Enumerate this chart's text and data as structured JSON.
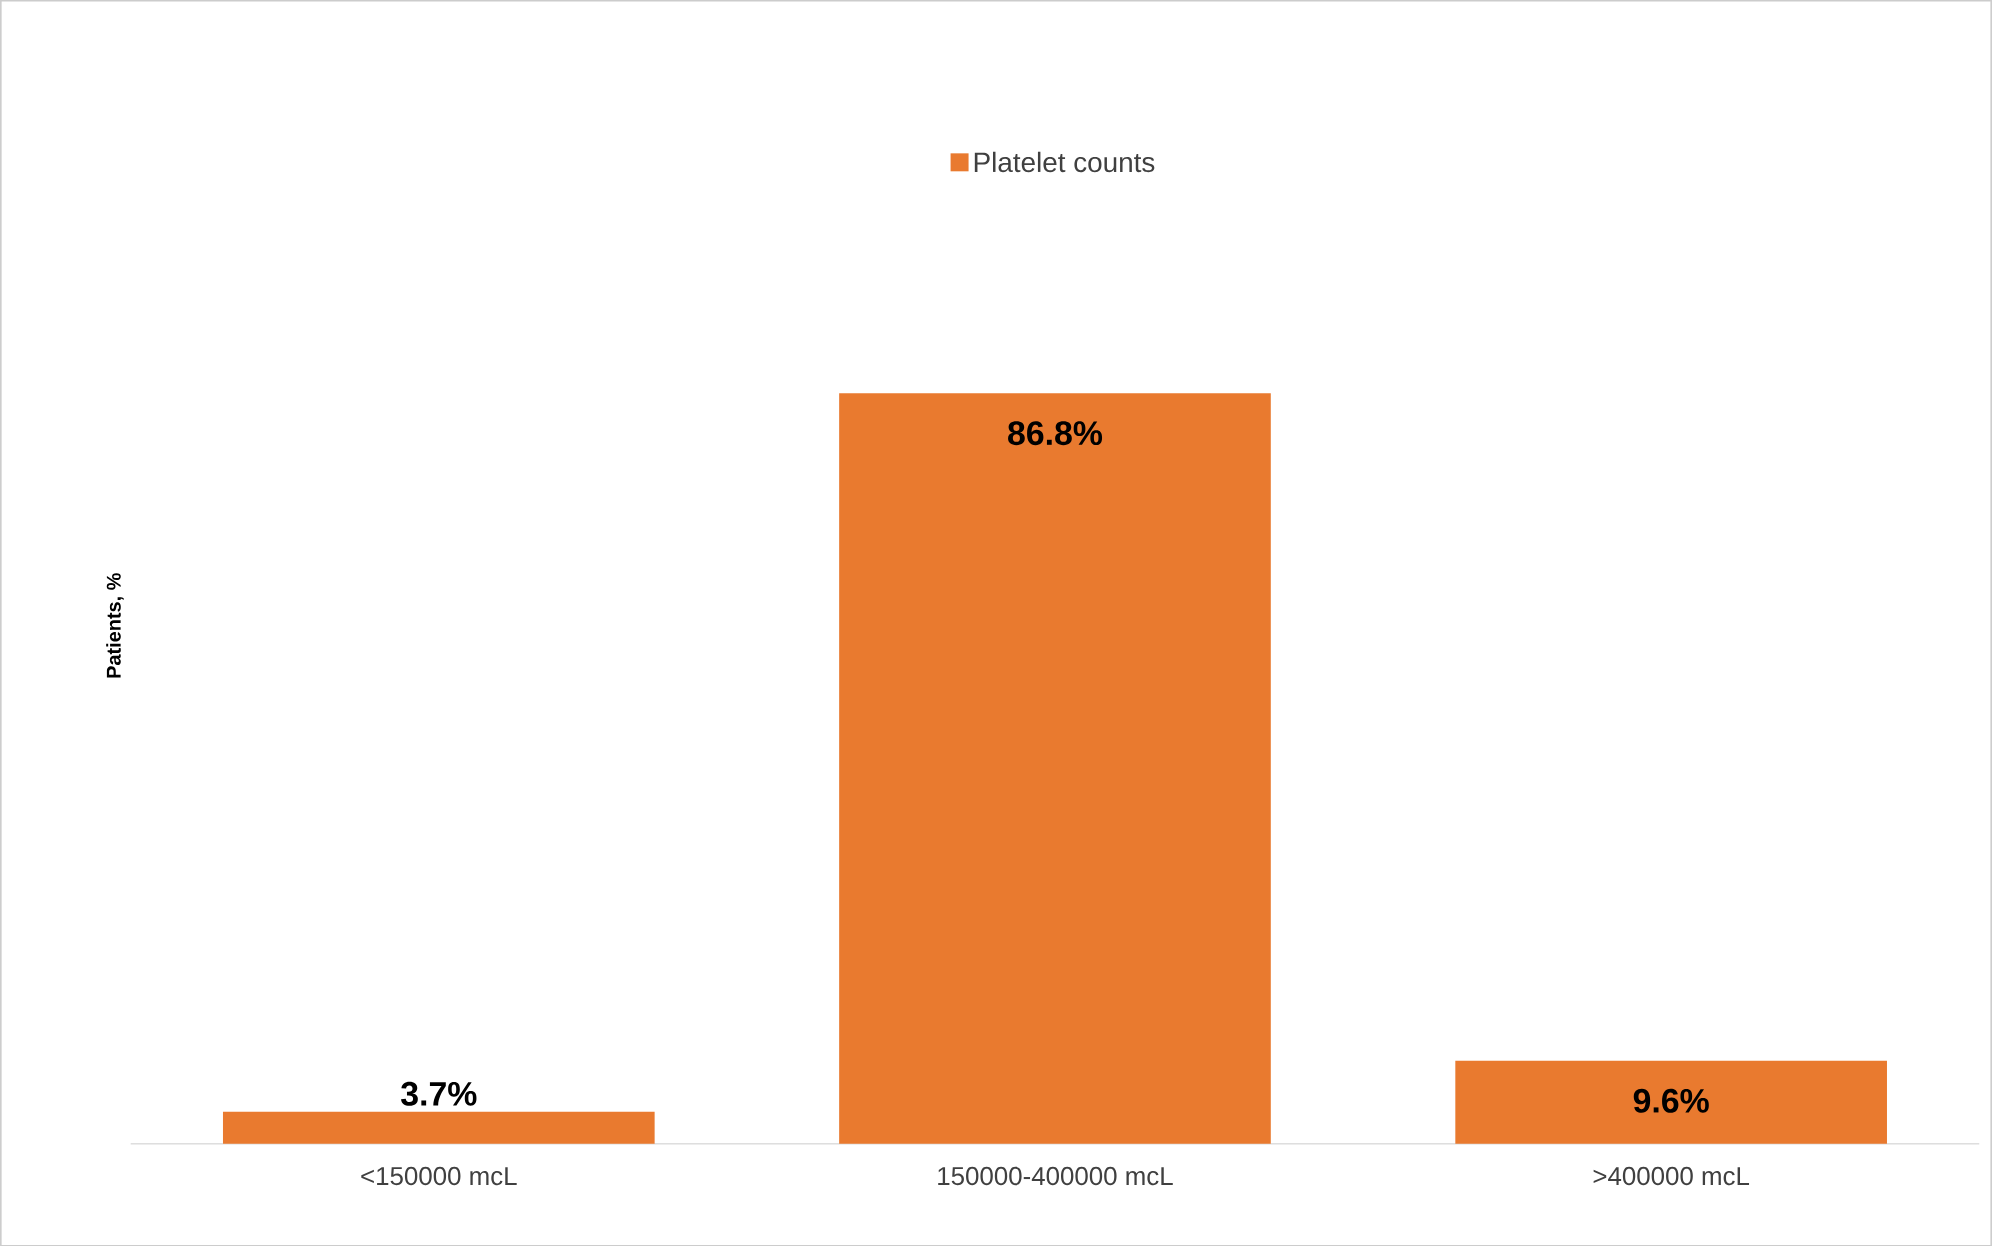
{
  "chart_data": {
    "type": "bar",
    "ylabel": "Patients, %",
    "categories": [
      "<150000 mcL",
      "150000-400000 mcL",
      ">400000 mcL"
    ],
    "series": [
      {
        "name": "Platelet counts",
        "color": "#e97a2f",
        "values": [
          3.7,
          86.8,
          9.6
        ],
        "value_labels": [
          "3.7%",
          "86.8%",
          "9.6%"
        ]
      }
    ],
    "legend": "top"
  }
}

Instructions for the task. Reproduce the entire listing above precisely, but keep the images out.

Answer.
Enumerate this chart's text and data as structured JSON.
{
  "chart_data": {
    "type": "bar",
    "ylabel": "Patients, %",
    "categories": [
      "<150000 mcL",
      "150000-400000 mcL",
      ">400000 mcL"
    ],
    "series": [
      {
        "name": "Platelet counts",
        "color": "#e97a2f",
        "values": [
          3.7,
          86.8,
          9.6
        ],
        "value_labels": [
          "3.7%",
          "86.8%",
          "9.6%"
        ]
      }
    ],
    "legend": "top"
  }
}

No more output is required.